Developers of wind farms have suffered a series of set backs in recent months as the Government continues to send out mixed messages about its support for renewable energy.

The Government Guidance

In July last year the Government issued Planning Practice Guidance for Renewable and Low Carbon Energy, which confirmed that the need for renewable energy does not automatically override the local environmental and heritage protections or the concerns of local communities.

At the time Local Government Secretary Eric Pickles said “The views of local people must be listened to when making planning decisions. Meeting Britain’s energy needs should not be used to justify the wrong development in the wrong location”.

══════

EXERCISE PROMPT
According to the wind farm excerpt, what does the need for renewable energy not automatically override? List each item. The material that follows isn't needed for the task.

══════

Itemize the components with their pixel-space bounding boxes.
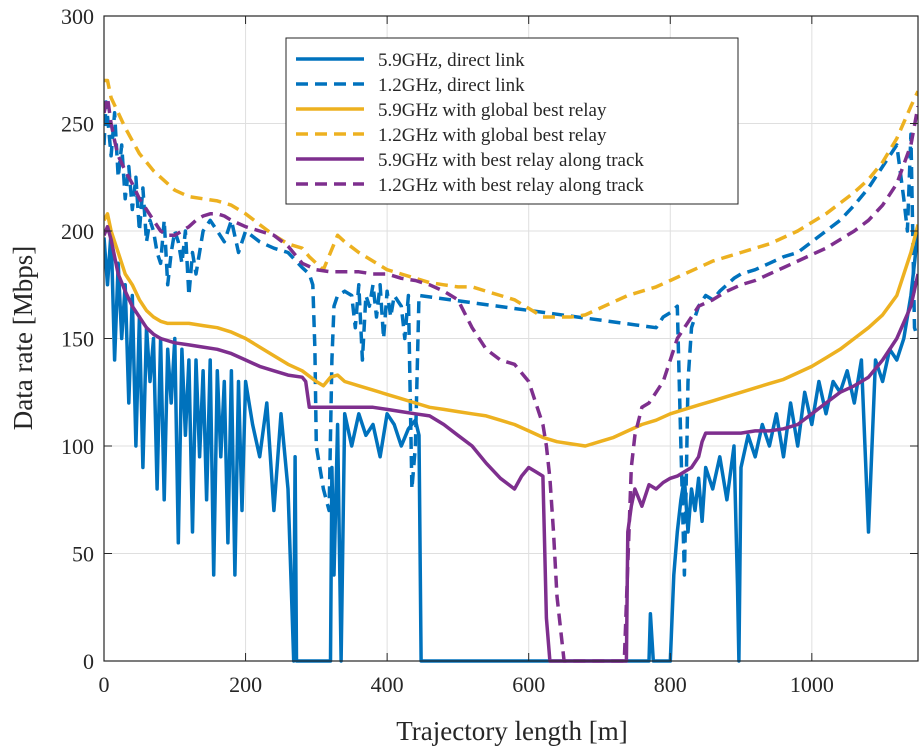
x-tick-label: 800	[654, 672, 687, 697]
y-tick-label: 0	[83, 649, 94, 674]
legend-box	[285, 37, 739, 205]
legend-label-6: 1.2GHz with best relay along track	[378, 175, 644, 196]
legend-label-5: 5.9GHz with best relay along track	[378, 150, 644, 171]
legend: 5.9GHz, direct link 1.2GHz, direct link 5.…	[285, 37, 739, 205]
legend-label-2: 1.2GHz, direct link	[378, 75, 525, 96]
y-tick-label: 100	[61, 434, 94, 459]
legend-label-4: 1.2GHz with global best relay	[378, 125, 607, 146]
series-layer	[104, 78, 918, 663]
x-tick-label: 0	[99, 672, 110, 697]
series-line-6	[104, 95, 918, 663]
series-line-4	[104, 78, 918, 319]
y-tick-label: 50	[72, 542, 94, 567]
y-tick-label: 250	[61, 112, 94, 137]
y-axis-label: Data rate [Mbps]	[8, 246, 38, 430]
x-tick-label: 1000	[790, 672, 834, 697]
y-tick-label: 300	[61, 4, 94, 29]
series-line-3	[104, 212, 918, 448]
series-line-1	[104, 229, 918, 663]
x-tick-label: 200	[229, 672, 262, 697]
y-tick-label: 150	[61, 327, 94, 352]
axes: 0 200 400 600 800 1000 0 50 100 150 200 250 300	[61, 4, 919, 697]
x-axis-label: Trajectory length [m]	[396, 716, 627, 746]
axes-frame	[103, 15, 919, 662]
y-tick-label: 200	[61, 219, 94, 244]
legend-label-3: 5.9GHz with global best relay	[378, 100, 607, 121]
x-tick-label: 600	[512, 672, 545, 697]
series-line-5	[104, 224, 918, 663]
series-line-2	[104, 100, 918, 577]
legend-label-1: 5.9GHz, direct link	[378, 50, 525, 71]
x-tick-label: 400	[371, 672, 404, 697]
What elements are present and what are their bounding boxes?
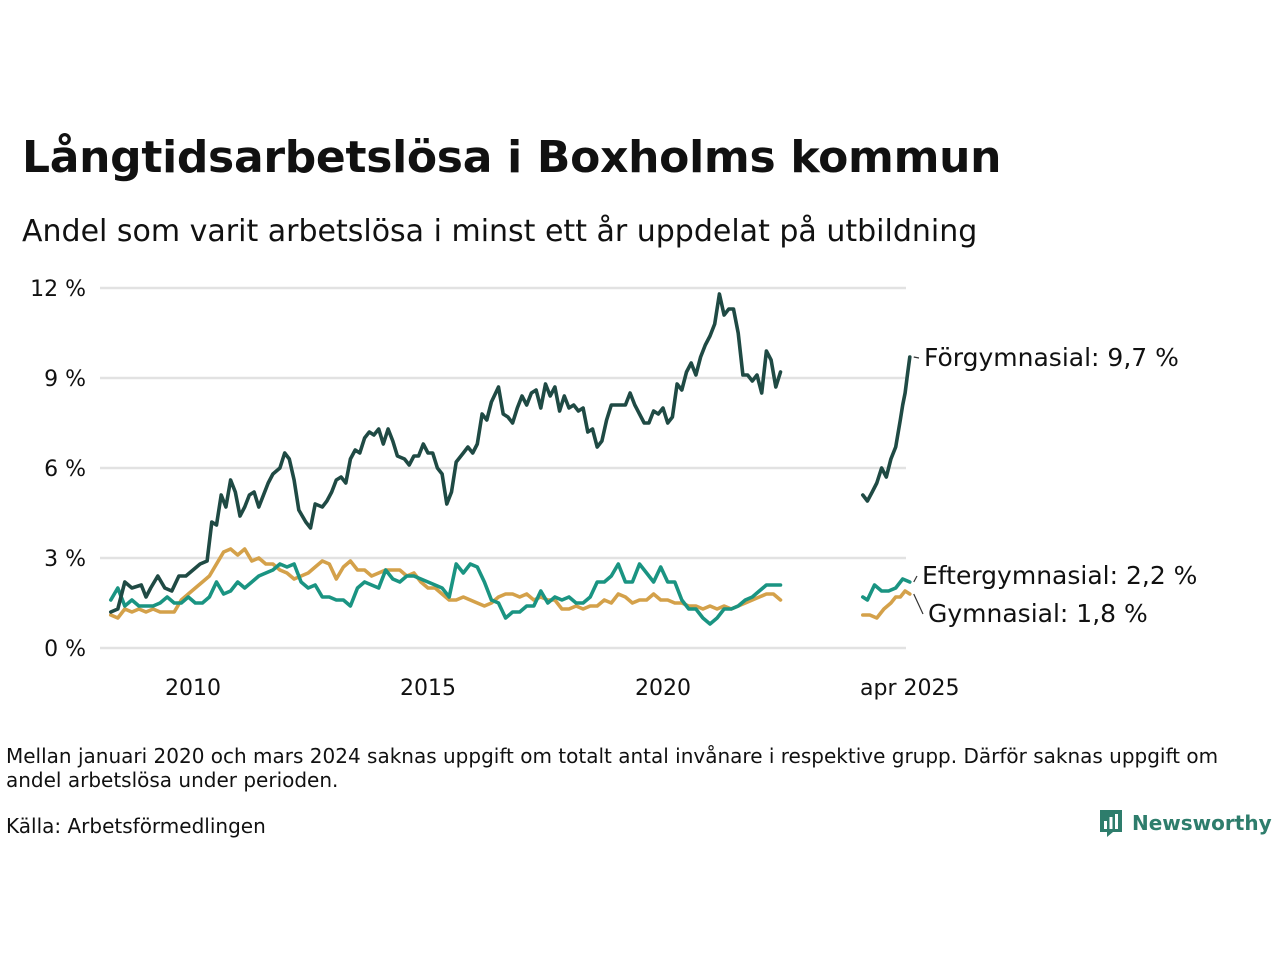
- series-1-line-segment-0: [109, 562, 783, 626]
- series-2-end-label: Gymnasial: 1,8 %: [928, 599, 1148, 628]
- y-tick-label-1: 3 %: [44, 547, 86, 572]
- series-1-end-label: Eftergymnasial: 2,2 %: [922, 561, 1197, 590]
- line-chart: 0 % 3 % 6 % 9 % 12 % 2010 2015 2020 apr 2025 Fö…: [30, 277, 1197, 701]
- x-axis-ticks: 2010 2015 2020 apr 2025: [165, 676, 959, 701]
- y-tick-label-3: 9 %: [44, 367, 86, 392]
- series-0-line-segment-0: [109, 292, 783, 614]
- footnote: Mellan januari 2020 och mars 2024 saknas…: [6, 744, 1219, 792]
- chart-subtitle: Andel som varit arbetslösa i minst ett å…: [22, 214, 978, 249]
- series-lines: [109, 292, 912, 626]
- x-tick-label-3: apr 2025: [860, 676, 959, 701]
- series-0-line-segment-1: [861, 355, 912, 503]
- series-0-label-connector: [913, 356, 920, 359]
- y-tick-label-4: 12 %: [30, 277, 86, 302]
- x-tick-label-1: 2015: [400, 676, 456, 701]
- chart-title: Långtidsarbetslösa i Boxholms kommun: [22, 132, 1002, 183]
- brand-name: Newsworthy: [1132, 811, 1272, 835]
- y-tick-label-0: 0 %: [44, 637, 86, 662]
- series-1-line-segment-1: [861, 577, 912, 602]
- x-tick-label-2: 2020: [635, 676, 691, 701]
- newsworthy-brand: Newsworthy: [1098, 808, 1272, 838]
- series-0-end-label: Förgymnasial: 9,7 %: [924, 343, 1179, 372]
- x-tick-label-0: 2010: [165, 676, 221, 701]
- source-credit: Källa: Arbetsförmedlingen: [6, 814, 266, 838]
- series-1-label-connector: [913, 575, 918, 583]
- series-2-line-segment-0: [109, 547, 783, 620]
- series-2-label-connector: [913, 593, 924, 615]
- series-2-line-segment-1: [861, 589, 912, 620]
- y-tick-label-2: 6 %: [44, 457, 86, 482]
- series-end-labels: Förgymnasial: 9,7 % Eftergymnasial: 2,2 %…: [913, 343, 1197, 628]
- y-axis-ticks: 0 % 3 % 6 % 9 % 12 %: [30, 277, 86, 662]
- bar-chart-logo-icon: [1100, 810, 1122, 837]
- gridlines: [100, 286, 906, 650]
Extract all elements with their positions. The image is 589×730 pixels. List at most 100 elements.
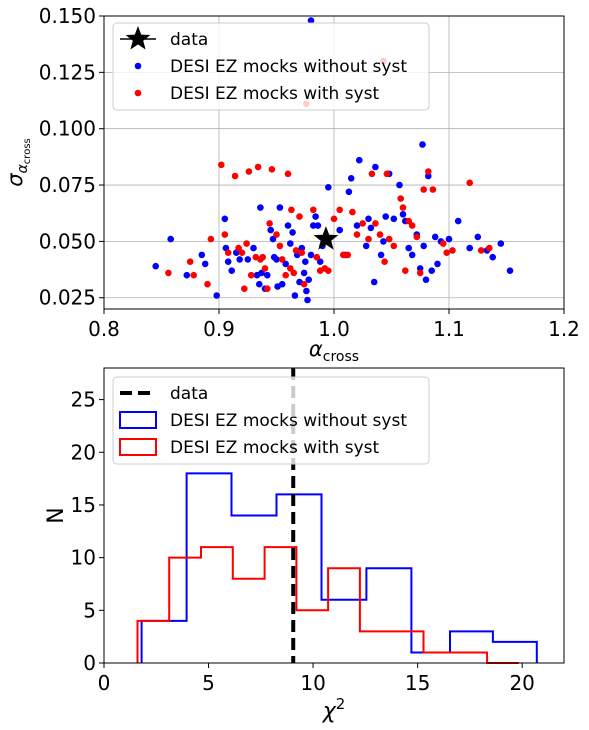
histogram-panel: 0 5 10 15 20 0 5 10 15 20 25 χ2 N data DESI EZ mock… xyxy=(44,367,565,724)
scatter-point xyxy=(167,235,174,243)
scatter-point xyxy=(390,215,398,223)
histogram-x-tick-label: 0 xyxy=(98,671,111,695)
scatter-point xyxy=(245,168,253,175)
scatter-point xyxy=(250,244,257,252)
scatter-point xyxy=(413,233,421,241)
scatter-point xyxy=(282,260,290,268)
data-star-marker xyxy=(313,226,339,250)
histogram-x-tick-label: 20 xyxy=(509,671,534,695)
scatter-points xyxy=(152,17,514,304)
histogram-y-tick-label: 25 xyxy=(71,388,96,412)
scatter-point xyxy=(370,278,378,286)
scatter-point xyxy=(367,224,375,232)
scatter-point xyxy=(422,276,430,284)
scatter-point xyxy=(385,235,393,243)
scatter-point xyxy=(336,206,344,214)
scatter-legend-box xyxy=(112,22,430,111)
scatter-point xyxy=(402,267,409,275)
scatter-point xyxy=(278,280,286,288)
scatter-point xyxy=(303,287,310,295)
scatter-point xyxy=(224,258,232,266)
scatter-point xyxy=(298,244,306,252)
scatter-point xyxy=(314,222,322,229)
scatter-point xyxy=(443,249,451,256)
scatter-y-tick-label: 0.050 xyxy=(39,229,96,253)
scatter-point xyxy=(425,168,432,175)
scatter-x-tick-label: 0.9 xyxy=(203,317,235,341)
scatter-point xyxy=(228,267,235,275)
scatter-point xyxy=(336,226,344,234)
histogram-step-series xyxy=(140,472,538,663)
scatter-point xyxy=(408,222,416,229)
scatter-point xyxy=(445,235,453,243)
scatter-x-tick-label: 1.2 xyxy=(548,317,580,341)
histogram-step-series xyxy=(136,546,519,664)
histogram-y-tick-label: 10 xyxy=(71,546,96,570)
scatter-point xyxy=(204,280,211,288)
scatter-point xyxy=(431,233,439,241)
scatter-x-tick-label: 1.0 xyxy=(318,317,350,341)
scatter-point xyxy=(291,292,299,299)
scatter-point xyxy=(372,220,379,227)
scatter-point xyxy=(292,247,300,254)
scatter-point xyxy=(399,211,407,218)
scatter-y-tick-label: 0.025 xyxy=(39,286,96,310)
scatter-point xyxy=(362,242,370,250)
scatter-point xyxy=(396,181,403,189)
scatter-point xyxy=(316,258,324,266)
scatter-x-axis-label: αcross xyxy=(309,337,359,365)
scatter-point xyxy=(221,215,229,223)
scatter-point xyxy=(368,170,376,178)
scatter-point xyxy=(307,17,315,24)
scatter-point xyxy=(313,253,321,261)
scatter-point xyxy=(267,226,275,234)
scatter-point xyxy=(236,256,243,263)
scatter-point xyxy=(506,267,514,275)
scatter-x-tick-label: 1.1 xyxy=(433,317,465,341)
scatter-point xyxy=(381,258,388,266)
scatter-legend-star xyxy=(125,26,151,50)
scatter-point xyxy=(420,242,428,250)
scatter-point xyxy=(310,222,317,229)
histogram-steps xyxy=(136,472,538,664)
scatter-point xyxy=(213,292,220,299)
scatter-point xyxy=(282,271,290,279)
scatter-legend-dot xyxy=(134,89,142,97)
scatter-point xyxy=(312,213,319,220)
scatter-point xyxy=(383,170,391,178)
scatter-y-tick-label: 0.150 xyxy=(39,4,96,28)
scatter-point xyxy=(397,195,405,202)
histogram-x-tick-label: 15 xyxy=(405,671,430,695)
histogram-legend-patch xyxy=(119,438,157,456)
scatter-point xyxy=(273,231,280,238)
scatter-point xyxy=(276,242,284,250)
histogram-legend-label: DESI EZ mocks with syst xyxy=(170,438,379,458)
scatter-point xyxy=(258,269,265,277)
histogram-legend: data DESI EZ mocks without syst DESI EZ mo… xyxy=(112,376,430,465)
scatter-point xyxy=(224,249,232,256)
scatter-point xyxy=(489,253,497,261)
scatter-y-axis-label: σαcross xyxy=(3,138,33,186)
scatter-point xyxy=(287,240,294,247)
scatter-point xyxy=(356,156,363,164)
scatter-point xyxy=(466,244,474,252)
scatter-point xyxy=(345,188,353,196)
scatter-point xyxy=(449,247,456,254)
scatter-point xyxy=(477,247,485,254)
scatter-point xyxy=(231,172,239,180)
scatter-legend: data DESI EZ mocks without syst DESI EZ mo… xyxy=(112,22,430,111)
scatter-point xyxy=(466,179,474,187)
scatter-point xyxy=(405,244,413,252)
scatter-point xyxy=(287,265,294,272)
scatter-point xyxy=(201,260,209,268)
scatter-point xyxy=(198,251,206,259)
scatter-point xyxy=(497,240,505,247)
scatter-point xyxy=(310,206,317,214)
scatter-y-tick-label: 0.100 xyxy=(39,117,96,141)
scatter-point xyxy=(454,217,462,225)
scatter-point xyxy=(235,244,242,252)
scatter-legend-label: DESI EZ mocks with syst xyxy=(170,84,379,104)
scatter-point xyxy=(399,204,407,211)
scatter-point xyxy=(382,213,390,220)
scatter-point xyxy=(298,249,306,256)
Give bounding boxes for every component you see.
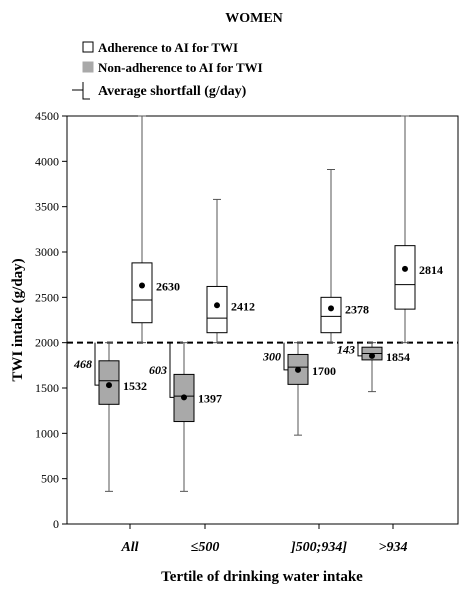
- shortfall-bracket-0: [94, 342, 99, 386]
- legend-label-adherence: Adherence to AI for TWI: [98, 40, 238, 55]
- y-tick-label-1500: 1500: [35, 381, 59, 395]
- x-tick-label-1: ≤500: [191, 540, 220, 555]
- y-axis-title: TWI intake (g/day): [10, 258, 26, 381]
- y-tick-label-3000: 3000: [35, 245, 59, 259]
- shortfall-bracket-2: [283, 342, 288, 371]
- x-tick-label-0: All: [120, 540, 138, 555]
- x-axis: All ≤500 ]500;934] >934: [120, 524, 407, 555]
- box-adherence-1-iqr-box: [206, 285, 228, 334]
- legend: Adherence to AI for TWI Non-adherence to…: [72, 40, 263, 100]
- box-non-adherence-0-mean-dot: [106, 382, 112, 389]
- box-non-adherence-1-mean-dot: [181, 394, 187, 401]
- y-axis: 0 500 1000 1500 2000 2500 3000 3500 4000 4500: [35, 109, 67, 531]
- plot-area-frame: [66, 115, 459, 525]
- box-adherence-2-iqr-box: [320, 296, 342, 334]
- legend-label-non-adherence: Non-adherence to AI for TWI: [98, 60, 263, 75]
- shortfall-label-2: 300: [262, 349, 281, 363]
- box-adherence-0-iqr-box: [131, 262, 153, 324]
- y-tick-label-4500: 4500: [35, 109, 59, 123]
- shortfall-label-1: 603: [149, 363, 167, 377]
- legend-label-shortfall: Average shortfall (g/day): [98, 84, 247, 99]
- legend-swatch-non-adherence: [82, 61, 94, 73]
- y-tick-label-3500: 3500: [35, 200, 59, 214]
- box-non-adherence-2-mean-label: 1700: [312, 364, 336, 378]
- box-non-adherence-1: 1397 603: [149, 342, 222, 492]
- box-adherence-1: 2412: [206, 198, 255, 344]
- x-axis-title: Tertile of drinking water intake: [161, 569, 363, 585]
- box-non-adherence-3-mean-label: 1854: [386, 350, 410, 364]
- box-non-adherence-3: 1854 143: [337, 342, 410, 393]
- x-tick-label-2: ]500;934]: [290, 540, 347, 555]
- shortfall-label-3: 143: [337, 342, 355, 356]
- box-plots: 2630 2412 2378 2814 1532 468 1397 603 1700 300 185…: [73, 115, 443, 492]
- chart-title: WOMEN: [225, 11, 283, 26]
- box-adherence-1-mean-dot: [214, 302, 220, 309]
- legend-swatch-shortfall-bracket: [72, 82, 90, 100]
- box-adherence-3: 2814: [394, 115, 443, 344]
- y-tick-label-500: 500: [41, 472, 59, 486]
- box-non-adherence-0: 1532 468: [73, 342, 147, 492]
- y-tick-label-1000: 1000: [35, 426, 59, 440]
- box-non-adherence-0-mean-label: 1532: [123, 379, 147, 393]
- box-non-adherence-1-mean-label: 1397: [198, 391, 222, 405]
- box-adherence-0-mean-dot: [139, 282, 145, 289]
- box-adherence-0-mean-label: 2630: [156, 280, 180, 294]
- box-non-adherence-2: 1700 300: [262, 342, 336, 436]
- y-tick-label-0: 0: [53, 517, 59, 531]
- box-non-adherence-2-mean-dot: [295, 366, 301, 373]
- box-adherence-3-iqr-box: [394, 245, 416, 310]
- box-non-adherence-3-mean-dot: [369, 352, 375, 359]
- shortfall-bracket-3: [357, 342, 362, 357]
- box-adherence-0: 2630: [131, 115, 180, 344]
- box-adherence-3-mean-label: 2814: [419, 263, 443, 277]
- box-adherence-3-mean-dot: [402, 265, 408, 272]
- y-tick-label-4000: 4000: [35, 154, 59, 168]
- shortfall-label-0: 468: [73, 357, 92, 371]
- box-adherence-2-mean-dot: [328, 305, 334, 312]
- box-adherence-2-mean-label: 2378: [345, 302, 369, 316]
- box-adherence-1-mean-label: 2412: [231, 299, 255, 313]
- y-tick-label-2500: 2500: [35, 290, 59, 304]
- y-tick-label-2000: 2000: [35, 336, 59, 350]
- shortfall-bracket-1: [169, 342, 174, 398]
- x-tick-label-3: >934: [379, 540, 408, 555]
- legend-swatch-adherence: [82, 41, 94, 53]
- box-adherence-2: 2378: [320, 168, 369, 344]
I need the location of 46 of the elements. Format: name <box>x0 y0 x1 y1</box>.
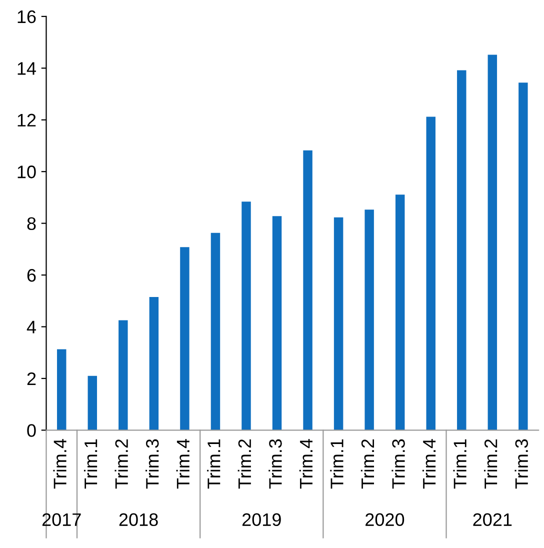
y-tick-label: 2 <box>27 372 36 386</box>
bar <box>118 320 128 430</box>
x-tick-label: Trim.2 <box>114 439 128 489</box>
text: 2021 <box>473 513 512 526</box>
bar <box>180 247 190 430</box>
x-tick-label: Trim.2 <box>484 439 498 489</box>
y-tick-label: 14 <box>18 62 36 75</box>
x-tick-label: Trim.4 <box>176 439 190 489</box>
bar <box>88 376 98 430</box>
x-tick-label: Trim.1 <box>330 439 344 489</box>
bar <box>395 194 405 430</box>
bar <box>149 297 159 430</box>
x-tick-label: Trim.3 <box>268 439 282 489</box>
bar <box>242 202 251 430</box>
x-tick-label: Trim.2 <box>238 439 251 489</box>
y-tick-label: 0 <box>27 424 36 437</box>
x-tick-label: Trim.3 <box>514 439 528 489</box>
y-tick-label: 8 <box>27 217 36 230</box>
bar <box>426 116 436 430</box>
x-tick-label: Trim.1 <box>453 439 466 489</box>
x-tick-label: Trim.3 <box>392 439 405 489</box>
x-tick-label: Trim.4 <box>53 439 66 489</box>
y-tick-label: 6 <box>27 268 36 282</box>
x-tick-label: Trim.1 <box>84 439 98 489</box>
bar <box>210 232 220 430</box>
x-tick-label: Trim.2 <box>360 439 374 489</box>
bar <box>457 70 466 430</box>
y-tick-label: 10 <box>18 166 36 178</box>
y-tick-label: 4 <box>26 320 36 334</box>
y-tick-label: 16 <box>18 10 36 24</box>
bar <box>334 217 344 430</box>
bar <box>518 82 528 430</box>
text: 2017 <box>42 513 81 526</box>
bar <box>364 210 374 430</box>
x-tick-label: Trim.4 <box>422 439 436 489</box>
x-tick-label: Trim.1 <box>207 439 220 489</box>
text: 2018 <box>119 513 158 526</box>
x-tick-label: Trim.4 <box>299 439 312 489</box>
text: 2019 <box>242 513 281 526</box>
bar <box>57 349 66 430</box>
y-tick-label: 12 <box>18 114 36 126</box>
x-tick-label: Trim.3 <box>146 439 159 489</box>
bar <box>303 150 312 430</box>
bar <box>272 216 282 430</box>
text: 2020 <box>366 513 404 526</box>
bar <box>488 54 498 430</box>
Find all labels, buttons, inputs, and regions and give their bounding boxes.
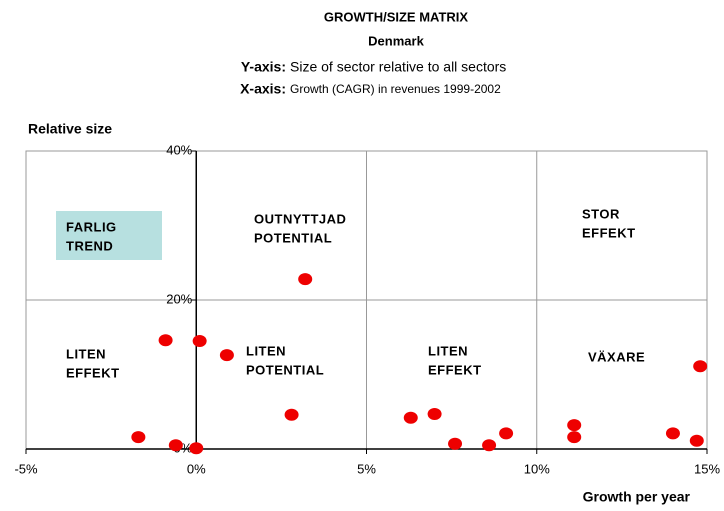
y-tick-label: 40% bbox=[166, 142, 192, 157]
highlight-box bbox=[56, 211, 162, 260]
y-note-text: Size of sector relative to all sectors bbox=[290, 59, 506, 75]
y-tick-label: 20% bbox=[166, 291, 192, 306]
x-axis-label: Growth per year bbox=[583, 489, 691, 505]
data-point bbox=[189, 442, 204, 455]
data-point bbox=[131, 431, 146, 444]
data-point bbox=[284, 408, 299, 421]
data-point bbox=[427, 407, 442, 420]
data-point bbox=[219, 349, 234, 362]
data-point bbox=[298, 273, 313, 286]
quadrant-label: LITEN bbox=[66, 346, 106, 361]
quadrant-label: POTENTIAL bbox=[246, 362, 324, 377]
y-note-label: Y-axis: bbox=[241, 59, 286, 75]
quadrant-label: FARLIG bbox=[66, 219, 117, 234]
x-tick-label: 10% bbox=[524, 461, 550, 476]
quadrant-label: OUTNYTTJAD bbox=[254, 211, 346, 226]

══════

TASK OUTPUT
- Local environmental protections
- Heritage protections
- The concerns of local communities